**AIM**. Isolate every line in the records below with "system" in it.

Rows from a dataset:
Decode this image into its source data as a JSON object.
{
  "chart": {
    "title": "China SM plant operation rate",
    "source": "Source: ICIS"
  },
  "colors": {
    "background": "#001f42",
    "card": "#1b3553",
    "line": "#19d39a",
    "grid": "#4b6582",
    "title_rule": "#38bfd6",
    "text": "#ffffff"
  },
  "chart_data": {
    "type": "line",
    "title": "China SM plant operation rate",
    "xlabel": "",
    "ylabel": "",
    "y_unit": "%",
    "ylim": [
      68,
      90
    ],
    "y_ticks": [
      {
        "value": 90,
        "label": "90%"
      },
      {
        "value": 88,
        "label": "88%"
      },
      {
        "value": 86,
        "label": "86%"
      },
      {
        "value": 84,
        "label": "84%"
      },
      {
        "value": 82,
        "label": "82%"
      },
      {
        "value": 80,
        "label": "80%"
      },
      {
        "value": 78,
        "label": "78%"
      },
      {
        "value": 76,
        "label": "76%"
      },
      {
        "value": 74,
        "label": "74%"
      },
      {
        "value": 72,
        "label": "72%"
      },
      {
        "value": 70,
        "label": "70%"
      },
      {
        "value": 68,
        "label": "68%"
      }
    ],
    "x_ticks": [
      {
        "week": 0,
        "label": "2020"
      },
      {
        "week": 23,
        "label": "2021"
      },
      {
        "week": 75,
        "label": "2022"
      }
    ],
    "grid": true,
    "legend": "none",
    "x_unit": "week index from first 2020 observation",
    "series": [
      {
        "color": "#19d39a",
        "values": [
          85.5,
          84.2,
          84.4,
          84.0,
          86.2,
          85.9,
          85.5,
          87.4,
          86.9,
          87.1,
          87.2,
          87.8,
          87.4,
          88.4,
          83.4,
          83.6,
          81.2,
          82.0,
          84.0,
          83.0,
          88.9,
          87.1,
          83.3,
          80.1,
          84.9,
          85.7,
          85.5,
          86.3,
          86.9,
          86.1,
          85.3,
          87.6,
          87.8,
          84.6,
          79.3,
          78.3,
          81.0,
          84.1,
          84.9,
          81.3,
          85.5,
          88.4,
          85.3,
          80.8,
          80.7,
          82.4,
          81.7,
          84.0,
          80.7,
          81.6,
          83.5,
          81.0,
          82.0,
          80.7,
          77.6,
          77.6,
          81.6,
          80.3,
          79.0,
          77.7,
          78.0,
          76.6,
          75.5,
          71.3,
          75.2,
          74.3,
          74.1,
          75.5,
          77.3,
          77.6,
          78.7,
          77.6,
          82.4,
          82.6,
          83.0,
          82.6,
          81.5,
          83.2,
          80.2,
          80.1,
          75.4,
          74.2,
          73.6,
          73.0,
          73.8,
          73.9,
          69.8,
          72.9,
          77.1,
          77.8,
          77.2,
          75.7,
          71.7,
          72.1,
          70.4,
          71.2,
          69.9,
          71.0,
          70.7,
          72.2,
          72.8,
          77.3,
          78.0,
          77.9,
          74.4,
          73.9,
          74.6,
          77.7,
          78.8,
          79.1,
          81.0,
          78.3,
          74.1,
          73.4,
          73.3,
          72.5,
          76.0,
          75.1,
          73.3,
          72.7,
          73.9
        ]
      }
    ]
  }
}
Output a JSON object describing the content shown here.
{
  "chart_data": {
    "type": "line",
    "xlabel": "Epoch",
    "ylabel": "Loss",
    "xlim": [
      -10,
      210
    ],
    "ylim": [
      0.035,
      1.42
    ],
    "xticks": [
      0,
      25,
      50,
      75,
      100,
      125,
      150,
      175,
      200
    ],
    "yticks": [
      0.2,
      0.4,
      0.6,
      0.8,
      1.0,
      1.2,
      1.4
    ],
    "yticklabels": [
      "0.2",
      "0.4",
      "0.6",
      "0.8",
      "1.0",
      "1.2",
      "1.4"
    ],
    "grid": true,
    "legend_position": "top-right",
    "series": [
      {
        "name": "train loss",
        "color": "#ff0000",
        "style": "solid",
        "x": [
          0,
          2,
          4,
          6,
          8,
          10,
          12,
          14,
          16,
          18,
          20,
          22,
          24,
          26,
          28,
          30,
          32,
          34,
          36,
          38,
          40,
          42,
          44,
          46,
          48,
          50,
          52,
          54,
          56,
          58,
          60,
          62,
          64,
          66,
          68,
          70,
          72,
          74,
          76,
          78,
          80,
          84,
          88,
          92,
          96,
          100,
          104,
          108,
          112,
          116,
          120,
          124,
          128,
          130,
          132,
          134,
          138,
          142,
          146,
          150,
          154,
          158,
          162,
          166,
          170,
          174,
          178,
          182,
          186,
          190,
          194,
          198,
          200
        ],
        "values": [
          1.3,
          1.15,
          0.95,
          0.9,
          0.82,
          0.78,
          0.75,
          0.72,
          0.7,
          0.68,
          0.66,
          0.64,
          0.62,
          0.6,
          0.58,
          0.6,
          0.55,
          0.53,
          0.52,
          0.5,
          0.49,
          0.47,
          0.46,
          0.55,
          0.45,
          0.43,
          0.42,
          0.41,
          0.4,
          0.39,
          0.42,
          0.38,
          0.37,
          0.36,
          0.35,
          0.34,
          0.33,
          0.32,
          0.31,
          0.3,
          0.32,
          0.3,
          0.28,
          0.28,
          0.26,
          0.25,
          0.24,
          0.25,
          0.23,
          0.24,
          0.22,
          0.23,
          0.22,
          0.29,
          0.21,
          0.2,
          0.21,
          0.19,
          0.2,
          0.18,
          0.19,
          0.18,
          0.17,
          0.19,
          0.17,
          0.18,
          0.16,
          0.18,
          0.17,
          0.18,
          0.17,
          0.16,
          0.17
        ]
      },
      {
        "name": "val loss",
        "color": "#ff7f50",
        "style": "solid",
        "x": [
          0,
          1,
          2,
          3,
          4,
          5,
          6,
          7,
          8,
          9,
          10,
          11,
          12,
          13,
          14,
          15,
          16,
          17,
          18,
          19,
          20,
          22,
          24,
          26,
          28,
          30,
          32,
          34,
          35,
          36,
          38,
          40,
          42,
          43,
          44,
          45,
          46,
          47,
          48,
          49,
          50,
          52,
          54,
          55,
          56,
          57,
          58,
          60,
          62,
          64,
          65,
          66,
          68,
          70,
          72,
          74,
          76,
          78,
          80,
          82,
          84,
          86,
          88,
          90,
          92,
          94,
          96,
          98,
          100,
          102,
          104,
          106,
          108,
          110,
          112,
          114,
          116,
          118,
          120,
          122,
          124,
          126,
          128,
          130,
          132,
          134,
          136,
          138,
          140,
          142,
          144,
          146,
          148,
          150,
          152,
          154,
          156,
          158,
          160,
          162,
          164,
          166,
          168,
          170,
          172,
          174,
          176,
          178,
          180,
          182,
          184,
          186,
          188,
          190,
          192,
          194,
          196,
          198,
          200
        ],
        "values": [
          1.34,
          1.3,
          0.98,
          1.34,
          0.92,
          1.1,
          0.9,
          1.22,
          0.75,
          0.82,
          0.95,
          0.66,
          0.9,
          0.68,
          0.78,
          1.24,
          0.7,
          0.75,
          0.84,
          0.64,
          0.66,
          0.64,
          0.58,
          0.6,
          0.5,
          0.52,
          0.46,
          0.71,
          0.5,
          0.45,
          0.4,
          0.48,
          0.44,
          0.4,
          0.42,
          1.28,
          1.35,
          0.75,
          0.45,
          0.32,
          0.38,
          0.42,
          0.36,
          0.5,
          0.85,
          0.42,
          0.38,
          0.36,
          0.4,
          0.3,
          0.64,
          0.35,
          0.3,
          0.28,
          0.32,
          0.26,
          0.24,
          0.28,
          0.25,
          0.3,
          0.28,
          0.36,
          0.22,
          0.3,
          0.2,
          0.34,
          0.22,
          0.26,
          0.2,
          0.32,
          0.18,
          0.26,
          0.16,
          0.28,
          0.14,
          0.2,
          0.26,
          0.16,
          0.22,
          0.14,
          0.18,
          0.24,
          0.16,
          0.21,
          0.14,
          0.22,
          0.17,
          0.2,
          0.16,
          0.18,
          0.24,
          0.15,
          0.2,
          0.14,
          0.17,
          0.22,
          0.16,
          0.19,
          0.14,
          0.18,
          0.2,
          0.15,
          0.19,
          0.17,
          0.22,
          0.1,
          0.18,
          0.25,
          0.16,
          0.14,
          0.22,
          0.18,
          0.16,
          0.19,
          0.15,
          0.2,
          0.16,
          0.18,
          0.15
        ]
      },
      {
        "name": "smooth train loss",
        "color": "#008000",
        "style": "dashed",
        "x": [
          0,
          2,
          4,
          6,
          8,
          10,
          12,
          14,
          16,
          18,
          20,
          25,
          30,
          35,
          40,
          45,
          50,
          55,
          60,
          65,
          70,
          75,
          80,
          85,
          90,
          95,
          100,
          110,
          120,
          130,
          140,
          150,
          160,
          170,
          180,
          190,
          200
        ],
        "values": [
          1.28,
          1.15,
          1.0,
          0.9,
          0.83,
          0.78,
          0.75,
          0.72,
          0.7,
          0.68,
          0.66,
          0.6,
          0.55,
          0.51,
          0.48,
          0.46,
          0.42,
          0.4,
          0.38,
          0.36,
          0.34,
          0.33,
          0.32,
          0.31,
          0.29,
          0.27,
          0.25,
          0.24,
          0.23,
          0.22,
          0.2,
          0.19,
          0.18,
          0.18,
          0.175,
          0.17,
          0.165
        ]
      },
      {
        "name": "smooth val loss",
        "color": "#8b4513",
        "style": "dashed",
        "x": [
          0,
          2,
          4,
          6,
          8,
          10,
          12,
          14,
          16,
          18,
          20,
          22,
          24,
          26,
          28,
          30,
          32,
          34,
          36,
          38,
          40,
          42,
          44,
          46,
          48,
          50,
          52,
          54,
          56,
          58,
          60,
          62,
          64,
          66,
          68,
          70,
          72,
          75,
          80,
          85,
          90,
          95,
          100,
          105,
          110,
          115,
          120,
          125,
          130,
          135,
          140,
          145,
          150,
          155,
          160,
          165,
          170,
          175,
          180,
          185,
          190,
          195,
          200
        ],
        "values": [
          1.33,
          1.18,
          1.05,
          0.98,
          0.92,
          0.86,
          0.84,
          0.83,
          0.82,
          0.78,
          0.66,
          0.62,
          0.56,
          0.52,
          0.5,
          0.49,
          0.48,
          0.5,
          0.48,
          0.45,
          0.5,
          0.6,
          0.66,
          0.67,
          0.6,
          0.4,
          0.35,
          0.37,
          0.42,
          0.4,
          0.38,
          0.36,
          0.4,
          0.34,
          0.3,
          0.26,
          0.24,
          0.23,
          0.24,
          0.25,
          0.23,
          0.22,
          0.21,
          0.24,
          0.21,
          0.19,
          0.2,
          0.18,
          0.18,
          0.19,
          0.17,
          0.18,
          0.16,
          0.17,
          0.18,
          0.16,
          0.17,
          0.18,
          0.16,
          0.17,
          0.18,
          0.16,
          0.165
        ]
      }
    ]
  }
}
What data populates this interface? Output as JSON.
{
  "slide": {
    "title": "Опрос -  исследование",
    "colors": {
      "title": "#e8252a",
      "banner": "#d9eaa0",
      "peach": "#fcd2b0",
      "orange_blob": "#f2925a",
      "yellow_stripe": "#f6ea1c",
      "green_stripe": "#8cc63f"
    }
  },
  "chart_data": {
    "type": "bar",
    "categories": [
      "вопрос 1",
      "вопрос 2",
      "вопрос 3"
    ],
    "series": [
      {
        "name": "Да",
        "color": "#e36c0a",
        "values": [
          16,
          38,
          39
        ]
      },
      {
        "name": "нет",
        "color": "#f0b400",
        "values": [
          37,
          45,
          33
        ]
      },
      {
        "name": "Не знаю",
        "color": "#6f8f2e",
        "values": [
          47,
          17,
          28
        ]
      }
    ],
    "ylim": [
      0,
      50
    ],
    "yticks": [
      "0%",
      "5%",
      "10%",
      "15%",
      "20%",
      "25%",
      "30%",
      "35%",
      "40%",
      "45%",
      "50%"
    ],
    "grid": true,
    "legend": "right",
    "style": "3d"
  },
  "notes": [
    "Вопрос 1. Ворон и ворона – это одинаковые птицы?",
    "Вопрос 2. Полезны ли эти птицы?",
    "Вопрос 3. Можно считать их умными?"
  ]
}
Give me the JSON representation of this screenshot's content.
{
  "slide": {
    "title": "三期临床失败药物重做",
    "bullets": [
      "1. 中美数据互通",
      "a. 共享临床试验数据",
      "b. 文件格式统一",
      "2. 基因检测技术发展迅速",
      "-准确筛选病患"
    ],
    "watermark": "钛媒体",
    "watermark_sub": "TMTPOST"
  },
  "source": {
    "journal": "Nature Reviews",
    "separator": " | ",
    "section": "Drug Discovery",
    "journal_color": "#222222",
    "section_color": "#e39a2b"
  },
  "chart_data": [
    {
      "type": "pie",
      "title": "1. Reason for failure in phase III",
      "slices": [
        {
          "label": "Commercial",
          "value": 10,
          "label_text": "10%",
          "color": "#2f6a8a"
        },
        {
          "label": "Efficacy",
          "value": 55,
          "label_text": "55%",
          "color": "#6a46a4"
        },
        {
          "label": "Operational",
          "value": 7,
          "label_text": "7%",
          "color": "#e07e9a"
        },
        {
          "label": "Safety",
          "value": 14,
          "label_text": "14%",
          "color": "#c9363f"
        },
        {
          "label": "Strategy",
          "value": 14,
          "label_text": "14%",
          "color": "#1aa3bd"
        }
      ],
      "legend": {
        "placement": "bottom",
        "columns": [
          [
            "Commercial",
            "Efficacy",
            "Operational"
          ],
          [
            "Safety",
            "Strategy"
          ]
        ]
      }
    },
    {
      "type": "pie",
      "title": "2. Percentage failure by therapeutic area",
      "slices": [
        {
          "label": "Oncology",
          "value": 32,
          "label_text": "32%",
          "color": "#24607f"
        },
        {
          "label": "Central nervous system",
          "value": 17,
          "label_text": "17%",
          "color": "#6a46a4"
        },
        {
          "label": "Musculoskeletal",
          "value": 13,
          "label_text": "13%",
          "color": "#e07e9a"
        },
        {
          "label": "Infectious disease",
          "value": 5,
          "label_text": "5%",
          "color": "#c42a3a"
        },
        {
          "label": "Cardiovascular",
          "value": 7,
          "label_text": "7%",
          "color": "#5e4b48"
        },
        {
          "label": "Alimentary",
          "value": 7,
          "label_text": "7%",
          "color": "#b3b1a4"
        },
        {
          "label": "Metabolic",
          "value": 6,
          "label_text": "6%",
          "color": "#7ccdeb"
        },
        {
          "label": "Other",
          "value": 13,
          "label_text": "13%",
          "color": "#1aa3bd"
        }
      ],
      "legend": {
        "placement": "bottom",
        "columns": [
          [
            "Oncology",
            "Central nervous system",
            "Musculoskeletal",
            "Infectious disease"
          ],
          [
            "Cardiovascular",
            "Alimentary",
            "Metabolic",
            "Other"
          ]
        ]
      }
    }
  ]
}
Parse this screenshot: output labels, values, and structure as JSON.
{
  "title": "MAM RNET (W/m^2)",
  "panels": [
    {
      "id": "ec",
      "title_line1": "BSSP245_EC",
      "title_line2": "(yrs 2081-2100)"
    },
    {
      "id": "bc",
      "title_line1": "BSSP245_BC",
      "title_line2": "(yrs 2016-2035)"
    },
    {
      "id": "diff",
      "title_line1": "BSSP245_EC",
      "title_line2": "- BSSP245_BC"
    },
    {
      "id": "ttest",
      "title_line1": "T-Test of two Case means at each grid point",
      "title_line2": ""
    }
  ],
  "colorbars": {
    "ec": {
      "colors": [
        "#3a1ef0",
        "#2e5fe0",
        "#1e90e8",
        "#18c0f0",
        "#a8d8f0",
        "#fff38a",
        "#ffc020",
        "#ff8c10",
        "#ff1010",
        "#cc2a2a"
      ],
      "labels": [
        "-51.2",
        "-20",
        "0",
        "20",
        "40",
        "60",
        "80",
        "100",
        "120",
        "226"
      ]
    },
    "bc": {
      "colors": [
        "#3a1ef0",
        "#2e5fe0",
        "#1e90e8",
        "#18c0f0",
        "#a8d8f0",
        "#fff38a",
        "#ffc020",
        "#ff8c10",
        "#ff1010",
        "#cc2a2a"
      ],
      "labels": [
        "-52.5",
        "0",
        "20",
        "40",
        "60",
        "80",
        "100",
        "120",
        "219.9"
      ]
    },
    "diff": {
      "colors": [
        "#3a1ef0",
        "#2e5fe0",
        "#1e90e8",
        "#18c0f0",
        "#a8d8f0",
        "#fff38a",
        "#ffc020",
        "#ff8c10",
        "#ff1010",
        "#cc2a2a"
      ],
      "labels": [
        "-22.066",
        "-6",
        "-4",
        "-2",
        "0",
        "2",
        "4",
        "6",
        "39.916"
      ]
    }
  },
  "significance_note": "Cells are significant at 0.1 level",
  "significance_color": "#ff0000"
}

**TASK ANSWER**.
          "label": "Central nervous system",
            "Central nervous system",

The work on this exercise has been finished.